== Data supplied ==
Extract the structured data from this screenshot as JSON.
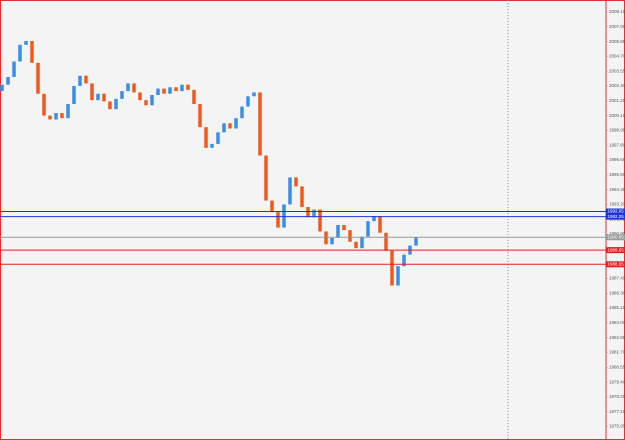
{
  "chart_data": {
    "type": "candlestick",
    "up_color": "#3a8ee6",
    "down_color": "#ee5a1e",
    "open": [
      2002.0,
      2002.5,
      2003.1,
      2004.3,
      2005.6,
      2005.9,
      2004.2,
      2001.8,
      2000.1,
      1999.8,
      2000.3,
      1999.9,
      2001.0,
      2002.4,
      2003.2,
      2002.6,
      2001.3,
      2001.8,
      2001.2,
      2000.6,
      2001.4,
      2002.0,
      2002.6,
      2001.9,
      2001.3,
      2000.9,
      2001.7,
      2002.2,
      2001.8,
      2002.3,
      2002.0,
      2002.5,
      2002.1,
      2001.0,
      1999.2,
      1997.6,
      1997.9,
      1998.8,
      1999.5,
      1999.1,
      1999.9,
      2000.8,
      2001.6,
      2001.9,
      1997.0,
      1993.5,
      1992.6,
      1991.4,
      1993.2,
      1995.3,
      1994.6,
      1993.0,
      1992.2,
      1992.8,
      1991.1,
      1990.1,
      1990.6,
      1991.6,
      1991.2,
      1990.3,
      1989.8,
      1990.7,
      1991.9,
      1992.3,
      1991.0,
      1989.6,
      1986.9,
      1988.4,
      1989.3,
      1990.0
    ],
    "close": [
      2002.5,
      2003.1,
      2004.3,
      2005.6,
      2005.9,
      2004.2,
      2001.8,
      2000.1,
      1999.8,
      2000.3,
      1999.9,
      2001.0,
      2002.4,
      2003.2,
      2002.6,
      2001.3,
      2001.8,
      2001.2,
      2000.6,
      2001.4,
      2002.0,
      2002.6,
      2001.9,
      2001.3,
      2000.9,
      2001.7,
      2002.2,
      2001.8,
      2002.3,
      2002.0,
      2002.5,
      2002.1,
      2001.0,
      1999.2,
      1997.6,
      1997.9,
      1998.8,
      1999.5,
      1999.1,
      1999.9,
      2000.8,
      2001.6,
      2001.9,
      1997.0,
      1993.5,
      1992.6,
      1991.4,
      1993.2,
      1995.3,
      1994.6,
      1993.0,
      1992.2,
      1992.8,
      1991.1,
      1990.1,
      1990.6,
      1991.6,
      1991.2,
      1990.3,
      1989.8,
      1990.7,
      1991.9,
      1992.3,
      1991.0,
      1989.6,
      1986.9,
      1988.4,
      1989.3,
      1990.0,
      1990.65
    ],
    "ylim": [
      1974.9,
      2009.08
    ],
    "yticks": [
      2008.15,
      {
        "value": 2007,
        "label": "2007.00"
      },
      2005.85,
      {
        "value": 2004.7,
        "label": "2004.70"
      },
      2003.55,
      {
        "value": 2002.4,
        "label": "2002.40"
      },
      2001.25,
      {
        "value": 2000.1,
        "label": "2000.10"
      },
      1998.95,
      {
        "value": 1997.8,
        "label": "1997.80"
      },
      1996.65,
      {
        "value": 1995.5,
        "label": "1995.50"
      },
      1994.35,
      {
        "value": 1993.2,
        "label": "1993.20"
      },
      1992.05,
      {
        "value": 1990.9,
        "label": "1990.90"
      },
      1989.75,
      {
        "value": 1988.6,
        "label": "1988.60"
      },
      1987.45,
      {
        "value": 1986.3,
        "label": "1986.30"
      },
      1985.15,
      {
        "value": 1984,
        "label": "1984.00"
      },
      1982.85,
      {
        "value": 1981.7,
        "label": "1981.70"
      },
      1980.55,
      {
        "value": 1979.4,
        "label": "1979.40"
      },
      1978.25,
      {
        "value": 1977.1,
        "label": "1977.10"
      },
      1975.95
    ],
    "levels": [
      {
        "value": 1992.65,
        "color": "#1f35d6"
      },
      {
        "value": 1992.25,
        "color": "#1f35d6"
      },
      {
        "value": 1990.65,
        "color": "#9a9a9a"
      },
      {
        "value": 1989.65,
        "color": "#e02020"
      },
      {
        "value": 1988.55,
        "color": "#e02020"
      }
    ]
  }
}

== Task objective ==
Leave out the pictures and output the rest of the material exactly as written.

== Expected output ==
Extract the structured data from this screenshot as JSON.
{
  "chart_data": {
    "type": "candlestick",
    "up_color": "#3a8ee6",
    "down_color": "#ee5a1e",
    "open": [
      2002.0,
      2002.5,
      2003.1,
      2004.3,
      2005.6,
      2005.9,
      2004.2,
      2001.8,
      2000.1,
      1999.8,
      2000.3,
      1999.9,
      2001.0,
      2002.4,
      2003.2,
      2002.6,
      2001.3,
      2001.8,
      2001.2,
      2000.6,
      2001.4,
      2002.0,
      2002.6,
      2001.9,
      2001.3,
      2000.9,
      2001.7,
      2002.2,
      2001.8,
      2002.3,
      2002.0,
      2002.5,
      2002.1,
      2001.0,
      1999.2,
      1997.6,
      1997.9,
      1998.8,
      1999.5,
      1999.1,
      1999.9,
      2000.8,
      2001.6,
      2001.9,
      1997.0,
      1993.5,
      1992.6,
      1991.4,
      1993.2,
      1995.3,
      1994.6,
      1993.0,
      1992.2,
      1992.8,
      1991.1,
      1990.1,
      1990.6,
      1991.6,
      1991.2,
      1990.3,
      1989.8,
      1990.7,
      1991.9,
      1992.3,
      1991.0,
      1989.6,
      1986.9,
      1988.4,
      1989.3,
      1990.0
    ],
    "close": [
      2002.5,
      2003.1,
      2004.3,
      2005.6,
      2005.9,
      2004.2,
      2001.8,
      2000.1,
      1999.8,
      2000.3,
      1999.9,
      2001.0,
      2002.4,
      2003.2,
      2002.6,
      2001.3,
      2001.8,
      2001.2,
      2000.6,
      2001.4,
      2002.0,
      2002.6,
      2001.9,
      2001.3,
      2000.9,
      2001.7,
      2002.2,
      2001.8,
      2002.3,
      2002.0,
      2002.5,
      2002.1,
      2001.0,
      1999.2,
      1997.6,
      1997.9,
      1998.8,
      1999.5,
      1999.1,
      1999.9,
      2000.8,
      2001.6,
      2001.9,
      1997.0,
      1993.5,
      1992.6,
      1991.4,
      1993.2,
      1995.3,
      1994.6,
      1993.0,
      1992.2,
      1992.8,
      1991.1,
      1990.1,
      1990.6,
      1991.6,
      1991.2,
      1990.3,
      1989.8,
      1990.7,
      1991.9,
      1992.3,
      1991.0,
      1989.6,
      1986.9,
      1988.4,
      1989.3,
      1990.0,
      1990.65
    ],
    "ylim": [
      1974.9,
      2009.08
    ],
    "yticks": [
      2008.15,
      {
        "value": 2007,
        "label": "2007.00"
      },
      2005.85,
      {
        "value": 2004.7,
        "label": "2004.70"
      },
      2003.55,
      {
        "value": 2002.4,
        "label": "2002.40"
      },
      2001.25,
      {
        "value": 2000.1,
        "label": "2000.10"
      },
      1998.95,
      {
        "value": 1997.8,
        "label": "1997.80"
      },
      1996.65,
      {
        "value": 1995.5,
        "label": "1995.50"
      },
      1994.35,
      {
        "value": 1993.2,
        "label": "1993.20"
      },
      1992.05,
      {
        "value": 1990.9,
        "label": "1990.90"
      },
      1989.75,
      {
        "value": 1988.6,
        "label": "1988.60"
      },
      1987.45,
      {
        "value": 1986.3,
        "label": "1986.30"
      },
      1985.15,
      {
        "value": 1984,
        "label": "1984.00"
      },
      1982.85,
      {
        "value": 1981.7,
        "label": "1981.70"
      },
      1980.55,
      {
        "value": 1979.4,
        "label": "1979.40"
      },
      1978.25,
      {
        "value": 1977.1,
        "label": "1977.10"
      },
      1975.95
    ],
    "levels": [
      {
        "value": 1992.65,
        "color": "#1f35d6"
      },
      {
        "value": 1992.25,
        "color": "#1f35d6"
      },
      {
        "value": 1990.65,
        "color": "#9a9a9a"
      },
      {
        "value": 1989.65,
        "color": "#e02020"
      },
      {
        "value": 1988.55,
        "color": "#e02020"
      }
    ]
  }
}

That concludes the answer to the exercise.